Material -
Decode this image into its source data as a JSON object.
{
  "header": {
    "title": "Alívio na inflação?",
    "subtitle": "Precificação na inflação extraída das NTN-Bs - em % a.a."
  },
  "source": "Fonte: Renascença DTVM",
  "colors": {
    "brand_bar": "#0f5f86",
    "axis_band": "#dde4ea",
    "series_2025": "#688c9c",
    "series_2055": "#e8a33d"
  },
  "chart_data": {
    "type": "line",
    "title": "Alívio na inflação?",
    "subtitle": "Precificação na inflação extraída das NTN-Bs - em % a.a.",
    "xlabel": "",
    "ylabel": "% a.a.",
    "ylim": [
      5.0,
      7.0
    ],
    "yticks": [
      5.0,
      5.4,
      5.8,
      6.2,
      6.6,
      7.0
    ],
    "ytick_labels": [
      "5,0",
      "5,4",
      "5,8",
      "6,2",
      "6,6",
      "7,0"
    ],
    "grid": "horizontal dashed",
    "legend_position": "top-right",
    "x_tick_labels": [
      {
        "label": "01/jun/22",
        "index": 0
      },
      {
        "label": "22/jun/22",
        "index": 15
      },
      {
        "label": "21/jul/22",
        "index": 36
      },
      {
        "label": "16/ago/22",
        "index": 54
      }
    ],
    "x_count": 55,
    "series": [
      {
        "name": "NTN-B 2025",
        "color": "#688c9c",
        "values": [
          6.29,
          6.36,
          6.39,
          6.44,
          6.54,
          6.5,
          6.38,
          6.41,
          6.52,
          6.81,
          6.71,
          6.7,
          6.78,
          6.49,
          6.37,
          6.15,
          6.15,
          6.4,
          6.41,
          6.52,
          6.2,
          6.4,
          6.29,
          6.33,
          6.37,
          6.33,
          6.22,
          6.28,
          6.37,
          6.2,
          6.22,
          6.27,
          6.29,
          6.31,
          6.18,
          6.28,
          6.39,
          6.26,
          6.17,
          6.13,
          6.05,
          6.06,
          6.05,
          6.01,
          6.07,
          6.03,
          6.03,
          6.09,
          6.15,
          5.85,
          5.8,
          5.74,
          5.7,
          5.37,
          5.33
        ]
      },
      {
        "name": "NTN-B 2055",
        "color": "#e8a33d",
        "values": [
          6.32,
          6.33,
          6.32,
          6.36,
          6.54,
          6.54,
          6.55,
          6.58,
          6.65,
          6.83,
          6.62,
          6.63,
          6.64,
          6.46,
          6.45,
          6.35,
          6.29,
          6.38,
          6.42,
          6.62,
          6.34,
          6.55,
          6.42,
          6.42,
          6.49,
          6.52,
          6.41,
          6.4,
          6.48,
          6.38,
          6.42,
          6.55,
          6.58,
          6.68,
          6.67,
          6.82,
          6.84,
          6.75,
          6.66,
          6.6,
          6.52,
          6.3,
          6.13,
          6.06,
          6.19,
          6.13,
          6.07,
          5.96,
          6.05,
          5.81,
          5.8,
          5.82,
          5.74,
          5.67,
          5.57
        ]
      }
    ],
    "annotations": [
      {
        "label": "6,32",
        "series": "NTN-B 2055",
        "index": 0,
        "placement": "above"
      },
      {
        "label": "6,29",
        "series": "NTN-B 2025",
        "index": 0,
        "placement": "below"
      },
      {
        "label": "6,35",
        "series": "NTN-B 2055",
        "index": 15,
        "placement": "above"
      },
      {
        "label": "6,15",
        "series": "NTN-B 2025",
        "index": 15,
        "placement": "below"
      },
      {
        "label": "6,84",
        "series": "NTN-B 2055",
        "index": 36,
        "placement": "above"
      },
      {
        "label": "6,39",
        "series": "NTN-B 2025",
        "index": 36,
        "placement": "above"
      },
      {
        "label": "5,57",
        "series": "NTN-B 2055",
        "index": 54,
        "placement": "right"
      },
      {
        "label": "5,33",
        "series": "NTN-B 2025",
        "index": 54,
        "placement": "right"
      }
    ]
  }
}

What you will do - Repeat the listing exactly, from its first line to its last.

Solved problem -
Decode this image into its source data as a JSON object.
{
  "header": {
    "title": "Alívio na inflação?",
    "subtitle": "Precificação na inflação extraída das NTN-Bs - em % a.a."
  },
  "source": "Fonte: Renascença DTVM",
  "colors": {
    "brand_bar": "#0f5f86",
    "axis_band": "#dde4ea",
    "series_2025": "#688c9c",
    "series_2055": "#e8a33d"
  },
  "chart_data": {
    "type": "line",
    "title": "Alívio na inflação?",
    "subtitle": "Precificação na inflação extraída das NTN-Bs - em % a.a.",
    "xlabel": "",
    "ylabel": "% a.a.",
    "ylim": [
      5.0,
      7.0
    ],
    "yticks": [
      5.0,
      5.4,
      5.8,
      6.2,
      6.6,
      7.0
    ],
    "ytick_labels": [
      "5,0",
      "5,4",
      "5,8",
      "6,2",
      "6,6",
      "7,0"
    ],
    "grid": "horizontal dashed",
    "legend_position": "top-right",
    "x_tick_labels": [
      {
        "label": "01/jun/22",
        "index": 0
      },
      {
        "label": "22/jun/22",
        "index": 15
      },
      {
        "label": "21/jul/22",
        "index": 36
      },
      {
        "label": "16/ago/22",
        "index": 54
      }
    ],
    "x_count": 55,
    "series": [
      {
        "name": "NTN-B 2025",
        "color": "#688c9c",
        "values": [
          6.29,
          6.36,
          6.39,
          6.44,
          6.54,
          6.5,
          6.38,
          6.41,
          6.52,
          6.81,
          6.71,
          6.7,
          6.78,
          6.49,
          6.37,
          6.15,
          6.15,
          6.4,
          6.41,
          6.52,
          6.2,
          6.4,
          6.29,
          6.33,
          6.37,
          6.33,
          6.22,
          6.28,
          6.37,
          6.2,
          6.22,
          6.27,
          6.29,
          6.31,
          6.18,
          6.28,
          6.39,
          6.26,
          6.17,
          6.13,
          6.05,
          6.06,
          6.05,
          6.01,
          6.07,
          6.03,
          6.03,
          6.09,
          6.15,
          5.85,
          5.8,
          5.74,
          5.7,
          5.37,
          5.33
        ]
      },
      {
        "name": "NTN-B 2055",
        "color": "#e8a33d",
        "values": [
          6.32,
          6.33,
          6.32,
          6.36,
          6.54,
          6.54,
          6.55,
          6.58,
          6.65,
          6.83,
          6.62,
          6.63,
          6.64,
          6.46,
          6.45,
          6.35,
          6.29,
          6.38,
          6.42,
          6.62,
          6.34,
          6.55,
          6.42,
          6.42,
          6.49,
          6.52,
          6.41,
          6.4,
          6.48,
          6.38,
          6.42,
          6.55,
          6.58,
          6.68,
          6.67,
          6.82,
          6.84,
          6.75,
          6.66,
          6.6,
          6.52,
          6.3,
          6.13,
          6.06,
          6.19,
          6.13,
          6.07,
          5.96,
          6.05,
          5.81,
          5.8,
          5.82,
          5.74,
          5.67,
          5.57
        ]
      }
    ],
    "annotations": [
      {
        "label": "6,32",
        "series": "NTN-B 2055",
        "index": 0,
        "placement": "above"
      },
      {
        "label": "6,29",
        "series": "NTN-B 2025",
        "index": 0,
        "placement": "below"
      },
      {
        "label": "6,35",
        "series": "NTN-B 2055",
        "index": 15,
        "placement": "above"
      },
      {
        "label": "6,15",
        "series": "NTN-B 2025",
        "index": 15,
        "placement": "below"
      },
      {
        "label": "6,84",
        "series": "NTN-B 2055",
        "index": 36,
        "placement": "above"
      },
      {
        "label": "6,39",
        "series": "NTN-B 2025",
        "index": 36,
        "placement": "above"
      },
      {
        "label": "5,57",
        "series": "NTN-B 2055",
        "index": 54,
        "placement": "right"
      },
      {
        "label": "5,33",
        "series": "NTN-B 2025",
        "index": 54,
        "placement": "right"
      }
    ]
  }
}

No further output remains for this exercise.